*** Fragmento seleccionado

Comentario
Fernando de Antequera, convertido por el Compromiso de Caspe en Fernando I de Aragón (1412-1416), recompensó a sus fieles e intentó atraerse a sus oponentes, pero Jaime de Urgel, que no parece haber sido un hombre de gran talla política, no supo aceptar la derrota. Empujado por los malos consejos de sus familiares y aliados (de Antón de Luna sobre todo), se sublevó en 1413, mientras el rey tenía Cortes en Barcelona, lo que constituía una flagrante violación de las constituciones. Como no podía ser de otro modo, los estamentos secundaron al monarca que dominó la revuelta (asedio de Balaguer, 1413), y el derrotado se libró de la decapitación, pero perdió sus bienes y fue encarcelado de por vida.
En política interior, el hecho más sobresaliente de este reinado fue el inicio de una larga batalla por el poder entre la nueva dinastía, que quería avanzar hacia el autoritarismo, y los estamentos catalanes, que querían consolidar si no ampliar el pactismo imperante. Era ya un viejo debate, agudizado si se quiere por el hecho de que los Trastámaras pisaban un terreno desconocido para ellos, y los estamentos, que quizá pensaban que habían hecho (o consentido) al rey, probablemente esperaban sacar partido de ello.
De hecho, las primeras Cortes del nuevo rey en Cataluña, las de Barcelona de 1412-13, le arrancaron importantes concesiones que pretendían situar el gobierno real del Principado bajo el control de las Cortes o de su emanación, la Diputación del General. Cuando en las Cortes de Tortosa-Montblanc, de 1413-14, los estamentos le plantearon nuevas reivindicaciones quedó claro que Fernando I se enfrentaba a una auténtica ofensiva pactista que pretendía incluso deshacer la política de recuperación patrimonial iniciada por Martín el Humano, independizar relativamente el poder judicial y evitar toda injerencia del monarca en los nuevos conflictos entre señores y campesinos. Alarmado por tales reivindicaciones, el rey disolvió las Cortes sin llegar a ningún acuerdo. Murió dos años más tarde sin haber rehecho el diálogo. Como dice J. Vicens, "detrás de su figura se levantaría pronto el espectro de la guerra civil".

******

Descripción del ejercicio: Transcribe, por favor, el tramo del texto sobre Fernando I que va desde "En política interior, el" hasta "partido de ello.".

*** Datos proporcionados

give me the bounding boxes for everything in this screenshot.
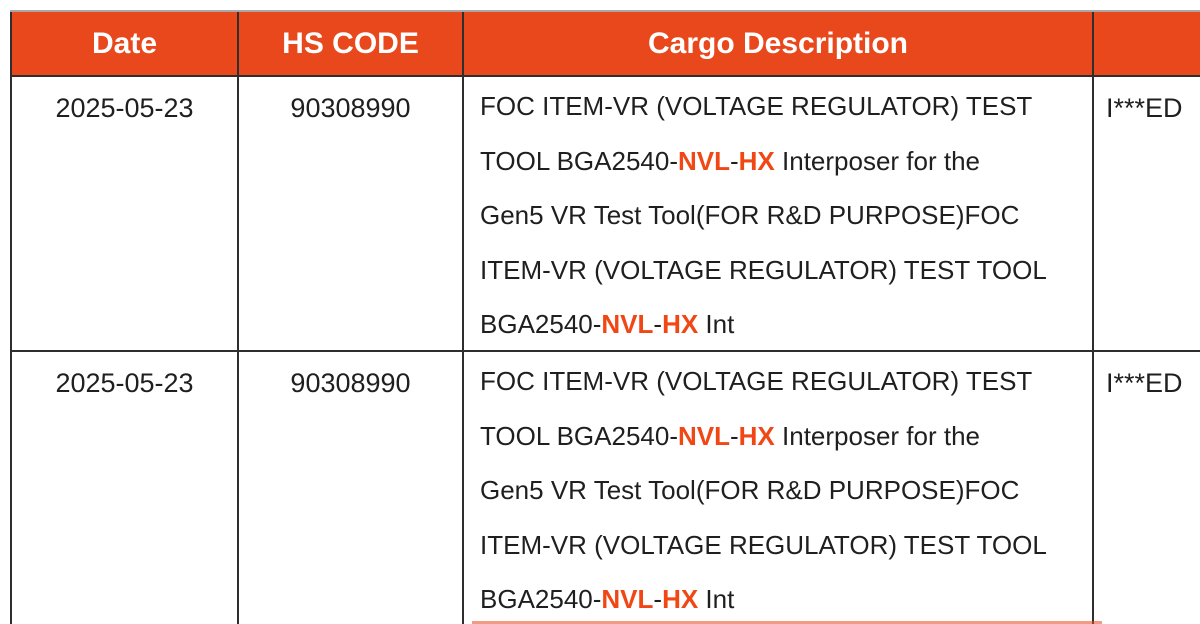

******

Respuesta a continuación:
En política interior, el hecho más sobresaliente de este reinado fue el inicio de una larga batalla por el poder entre la nueva dinastía, que quería avanzar hacia el autoritarismo, y los estamentos catalanes, que querían consolidar si no ampliar el pactismo imperante. Era ya un viejo debate, agudizado si se quiere por el hecho de que los Trastámaras pisaban un terreno desconocido para ellos, y los estamentos, que quizá pensaban que habían hecho (o consentido) al rey, probablemente esperaban sacar partido de ello.